## Begin
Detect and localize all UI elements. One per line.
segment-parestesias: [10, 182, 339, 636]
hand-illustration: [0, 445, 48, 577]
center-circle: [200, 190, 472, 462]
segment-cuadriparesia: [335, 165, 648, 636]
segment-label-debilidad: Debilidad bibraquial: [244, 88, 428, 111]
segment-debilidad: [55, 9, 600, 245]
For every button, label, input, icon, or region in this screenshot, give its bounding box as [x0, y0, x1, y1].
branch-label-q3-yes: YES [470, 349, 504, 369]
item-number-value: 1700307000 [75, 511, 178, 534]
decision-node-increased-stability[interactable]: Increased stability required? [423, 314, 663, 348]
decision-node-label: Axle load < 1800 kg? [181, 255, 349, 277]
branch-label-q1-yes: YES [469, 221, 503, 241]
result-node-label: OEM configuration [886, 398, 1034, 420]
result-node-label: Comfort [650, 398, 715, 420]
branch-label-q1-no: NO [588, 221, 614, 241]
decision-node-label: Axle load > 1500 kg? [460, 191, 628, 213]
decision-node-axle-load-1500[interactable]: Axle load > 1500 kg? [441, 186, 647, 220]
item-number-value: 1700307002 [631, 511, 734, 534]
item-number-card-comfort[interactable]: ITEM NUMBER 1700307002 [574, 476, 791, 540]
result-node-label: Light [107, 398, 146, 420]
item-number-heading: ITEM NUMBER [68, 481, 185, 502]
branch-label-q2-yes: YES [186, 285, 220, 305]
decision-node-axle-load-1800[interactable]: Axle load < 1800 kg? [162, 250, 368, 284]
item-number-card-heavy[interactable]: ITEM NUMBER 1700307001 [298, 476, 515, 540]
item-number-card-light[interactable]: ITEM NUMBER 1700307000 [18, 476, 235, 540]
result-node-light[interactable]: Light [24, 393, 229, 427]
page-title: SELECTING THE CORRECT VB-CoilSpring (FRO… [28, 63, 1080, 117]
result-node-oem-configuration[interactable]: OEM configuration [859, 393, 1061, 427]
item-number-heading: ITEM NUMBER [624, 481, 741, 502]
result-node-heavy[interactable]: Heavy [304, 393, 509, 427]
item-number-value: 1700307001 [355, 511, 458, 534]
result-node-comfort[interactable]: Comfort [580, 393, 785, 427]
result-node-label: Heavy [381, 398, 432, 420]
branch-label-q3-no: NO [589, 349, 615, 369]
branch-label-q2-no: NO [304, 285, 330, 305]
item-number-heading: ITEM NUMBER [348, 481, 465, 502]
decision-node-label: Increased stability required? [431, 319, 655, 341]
## End
__TASK TO COMPLETE__. Arrange every line from the entries above as a single numbered list, and leave out any blank lines.

__REPLY TO THE EXERCISE__.
1. Detect and localize all UI elements. One per line.
2. segment-parestesias: [10, 182, 339, 636]
3. hand-illustration: [0, 445, 48, 577]
4. center-circle: [200, 190, 472, 462]
5. segment-cuadriparesia: [335, 165, 648, 636]
6. segment-label-debilidad: Debilidad bibraquial: [244, 88, 428, 111]
7. segment-debilidad: [55, 9, 600, 245]
8. For every button, label, input, icon, or region in this screenshot, give its bounding box as [x0, y0, x1, y1].
9. branch-label-q3-yes: YES [470, 349, 504, 369]
10. item-number-value: 1700307000 [75, 511, 178, 534]
11. decision-node-increased-stability[interactable]: Increased stability required? [423, 314, 663, 348]
12. decision-node-label: Axle load < 1800 kg? [181, 255, 349, 277]
13. branch-label-q1-yes: YES [469, 221, 503, 241]
14. result-node-label: OEM configuration [886, 398, 1034, 420]
15. result-node-label: Comfort [650, 398, 715, 420]
16. branch-label-q1-no: NO [588, 221, 614, 241]
17. decision-node-label: Axle load > 1500 kg? [460, 191, 628, 213]
18. decision-node-axle-load-1500[interactable]: Axle load > 1500 kg? [441, 186, 647, 220]
19. item-number-value: 1700307002 [631, 511, 734, 534]
20. item-number-card-comfort[interactable]: ITEM NUMBER 1700307002 [574, 476, 791, 540]
21. result-node-label: Light [107, 398, 146, 420]
22. item-number-heading: ITEM NUMBER [68, 481, 185, 502]
23. branch-label-q2-yes: YES [186, 285, 220, 305]
24. decision-node-axle-load-1800[interactable]: Axle load < 1800 kg? [162, 250, 368, 284]
25. item-number-card-heavy[interactable]: ITEM NUMBER 1700307001 [298, 476, 515, 540]
26. item-number-card-light[interactable]: ITEM NUMBER 1700307000 [18, 476, 235, 540]
27. result-node-light[interactable]: Light [24, 393, 229, 427]
28. page-title: SELECTING THE CORRECT VB-CoilSpring (FRO… [28, 63, 1080, 117]
29. result-node-oem-configuration[interactable]: OEM configuration [859, 393, 1061, 427]
30. item-number-heading: ITEM NUMBER [624, 481, 741, 502]
31. result-node-heavy[interactable]: Heavy [304, 393, 509, 427]
32. item-number-value: 1700307001 [355, 511, 458, 534]
33. result-node-comfort[interactable]: Comfort [580, 393, 785, 427]
34. result-node-label: Heavy [381, 398, 432, 420]
35. branch-label-q3-no: NO [589, 349, 615, 369]
36. branch-label-q2-no: NO [304, 285, 330, 305]
37. item-number-heading: ITEM NUMBER [348, 481, 465, 502]
38. decision-node-label: Increased stability required? [431, 319, 655, 341]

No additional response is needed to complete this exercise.